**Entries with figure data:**
■ ■ ■ ■ ■

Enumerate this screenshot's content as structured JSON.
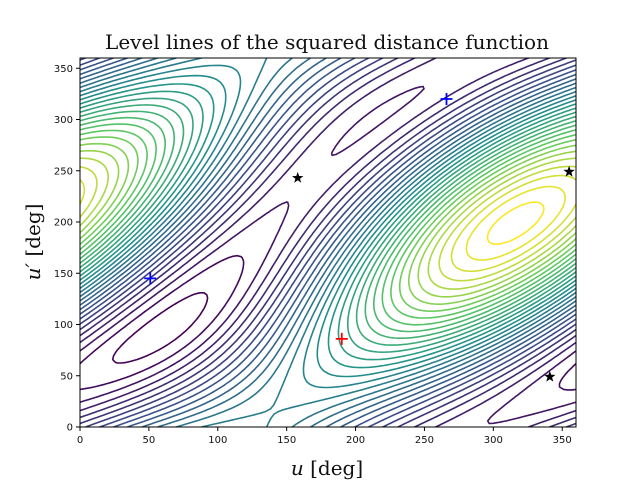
{
  "chart_data": {
    "type": "contour",
    "title": "Level lines of the squared distance function",
    "xlabel_var": "u",
    "xlabel_unit": " [deg]",
    "ylabel_var": "u′",
    "ylabel_unit": " [deg]",
    "xlim": [
      0,
      360
    ],
    "ylim": [
      0,
      360
    ],
    "xticks": [
      "0",
      "50",
      "100",
      "150",
      "200",
      "250",
      "300",
      "350"
    ],
    "yticks": [
      "0",
      "50",
      "100",
      "150",
      "200",
      "250",
      "300",
      "350"
    ],
    "colormap": [
      "#440154",
      "#3b528b",
      "#21918c",
      "#5ec962",
      "#fde725"
    ],
    "markers": [
      {
        "type": "plus",
        "color": "#0000ff",
        "x": 51,
        "y": 145
      },
      {
        "type": "plus",
        "color": "#0000ff",
        "x": 266,
        "y": 320
      },
      {
        "type": "plus",
        "color": "#ff0000",
        "x": 190,
        "y": 86
      },
      {
        "type": "star",
        "color": "#000000",
        "x": 158,
        "y": 243
      },
      {
        "type": "star",
        "color": "#000000",
        "x": 355,
        "y": 249
      },
      {
        "type": "star",
        "color": "#000000",
        "x": 341,
        "y": 49
      }
    ]
  }
}
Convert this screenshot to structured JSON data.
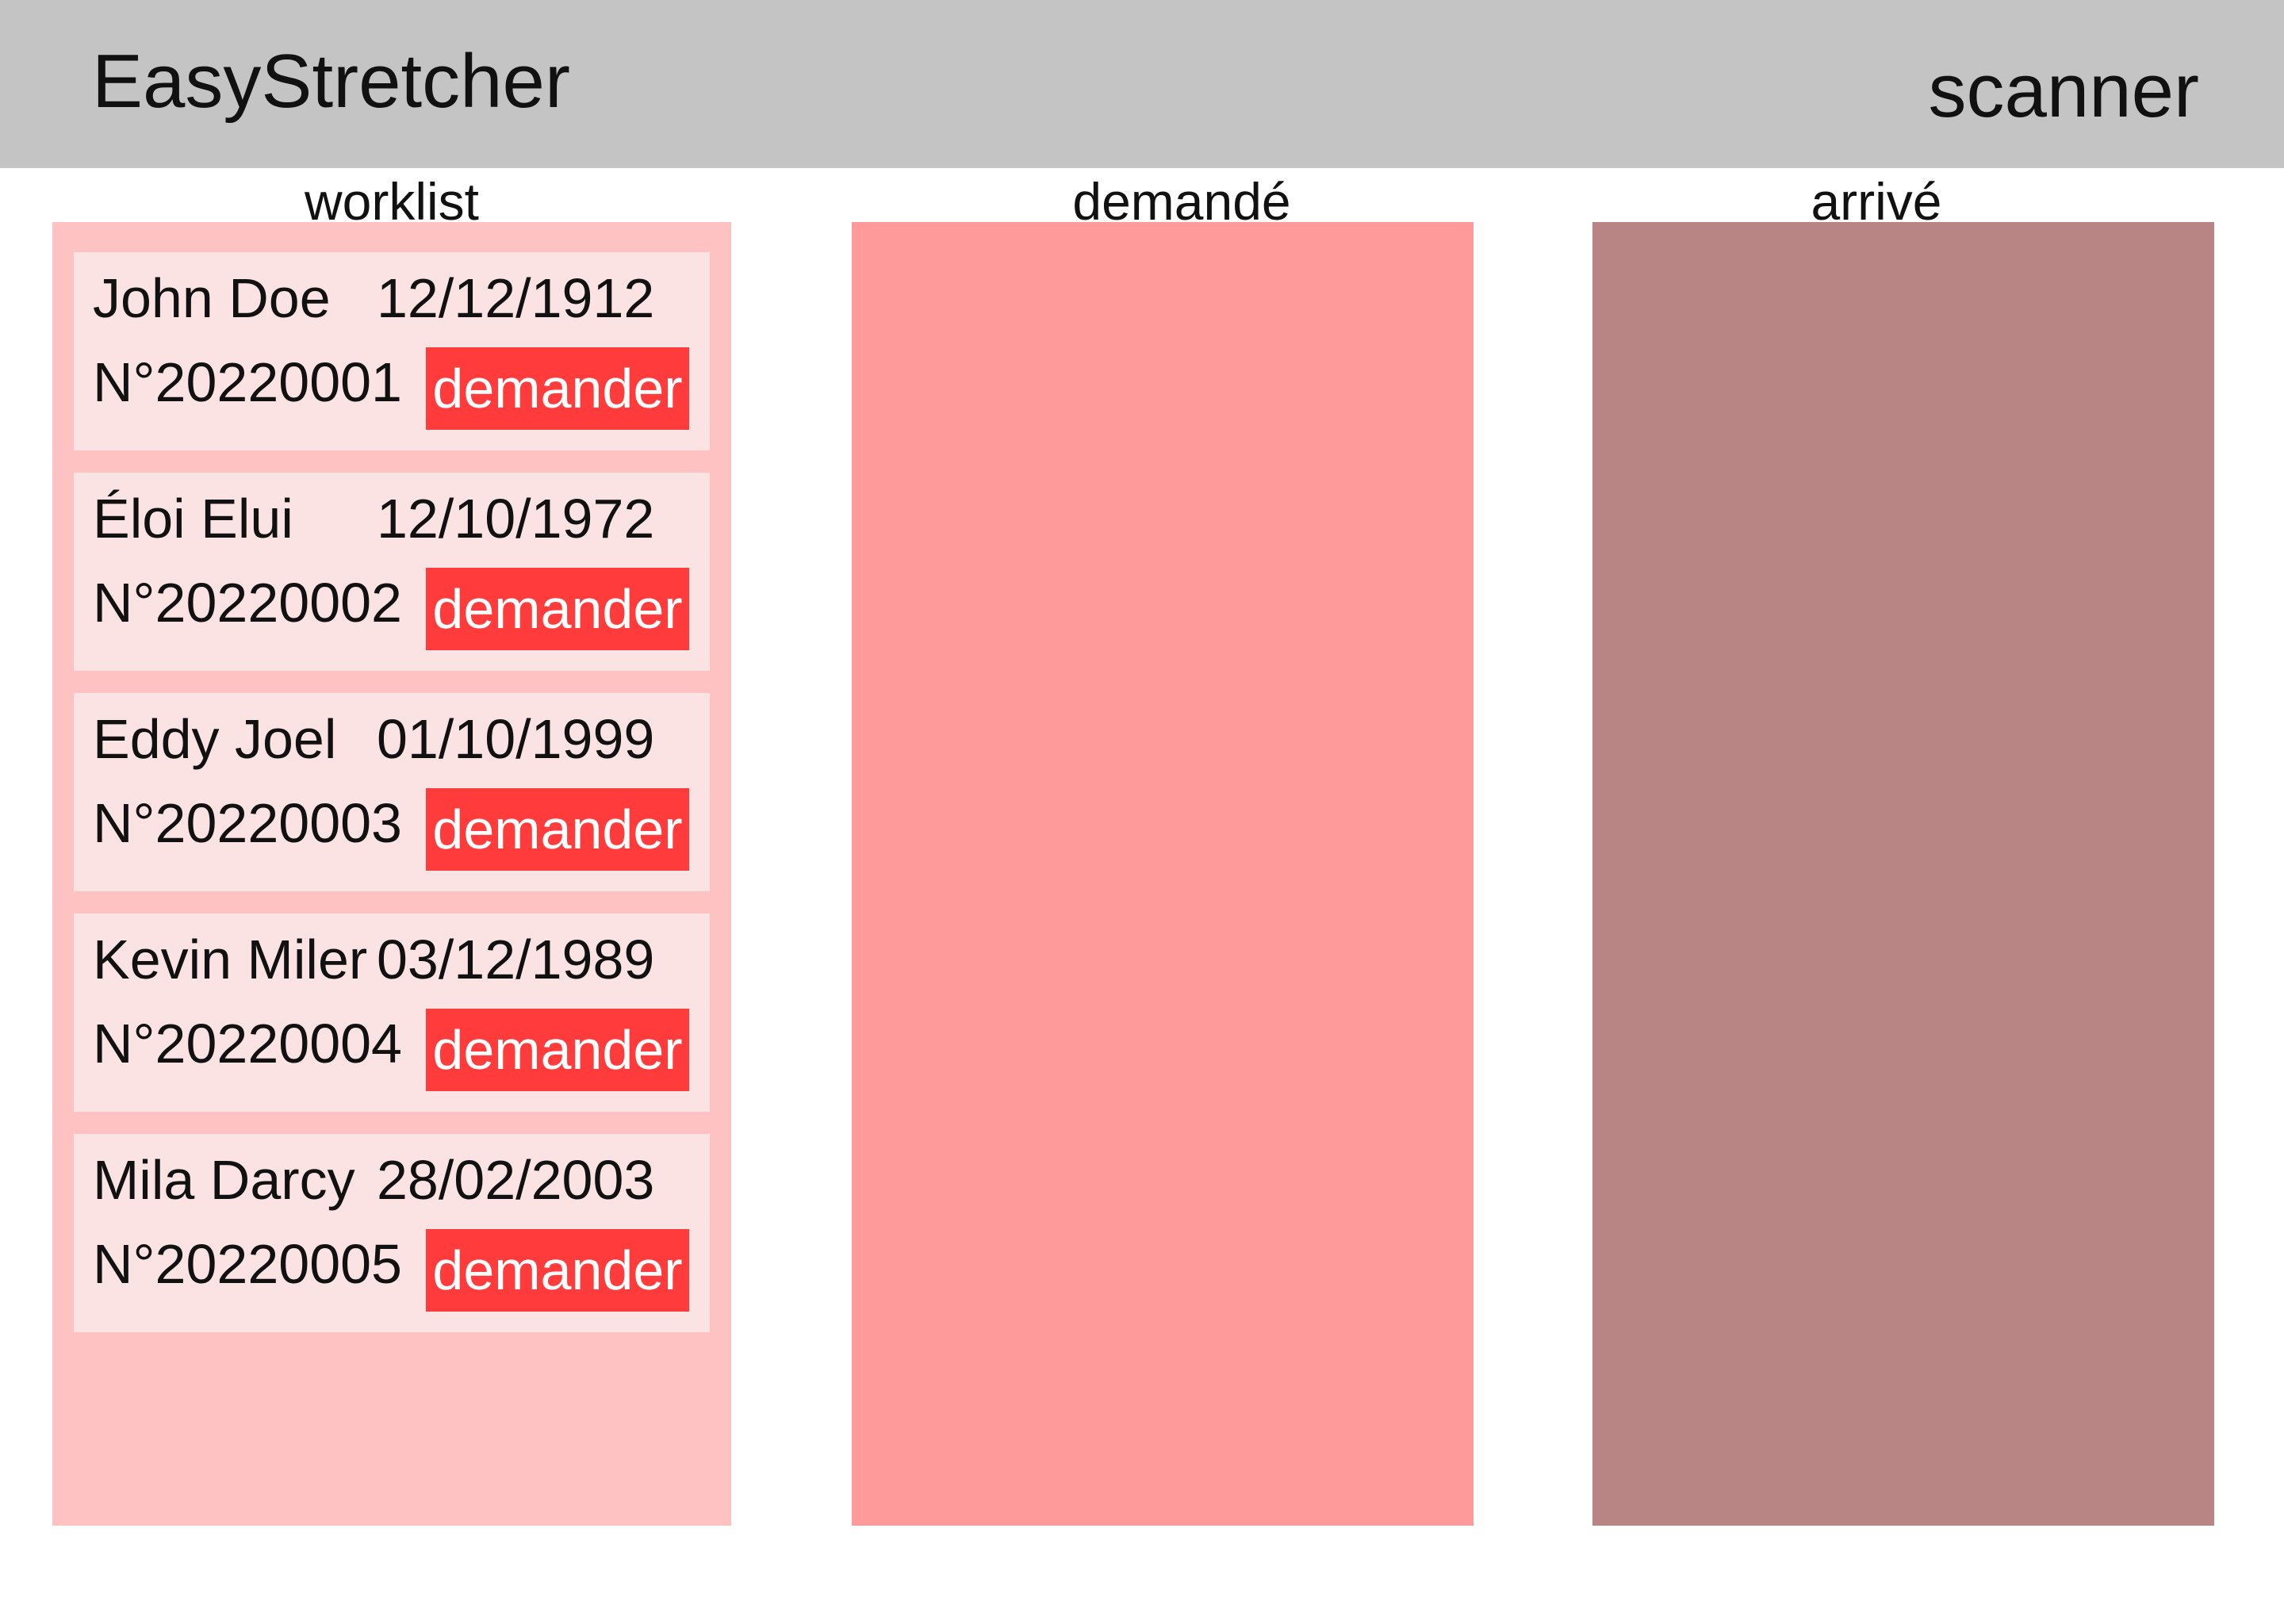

■ ■ ■ ■ ■

**OBJECTIVE:**
Give an exact copy of the material, leaving out every picture.

**EXERCISE OUTPUT:**
Enumerate this screenshot's content as structured JSON.
{
  "chart_data": {
    "type": "contour",
    "title": "Level lines of the squared distance function",
    "xlabel_var": "u",
    "xlabel_unit": " [deg]",
    "ylabel_var": "u′",
    "ylabel_unit": " [deg]",
    "xlim": [
      0,
      360
    ],
    "ylim": [
      0,
      360
    ],
    "xticks": [
      "0",
      "50",
      "100",
      "150",
      "200",
      "250",
      "300",
      "350"
    ],
    "yticks": [
      "0",
      "50",
      "100",
      "150",
      "200",
      "250",
      "300",
      "350"
    ],
    "colormap": [
      "#440154",
      "#3b528b",
      "#21918c",
      "#5ec962",
      "#fde725"
    ],
    "markers": [
      {
        "type": "plus",
        "color": "#0000ff",
        "x": 51,
        "y": 145
      },
      {
        "type": "plus",
        "color": "#0000ff",
        "x": 266,
        "y": 320
      },
      {
        "type": "plus",
        "color": "#ff0000",
        "x": 190,
        "y": 86
      },
      {
        "type": "star",
        "color": "#000000",
        "x": 158,
        "y": 243
      },
      {
        "type": "star",
        "color": "#000000",
        "x": 355,
        "y": 249
      },
      {
        "type": "star",
        "color": "#000000",
        "x": 341,
        "y": 49
      }
    ]
  }
}
Convert this screenshot to structured JSON data.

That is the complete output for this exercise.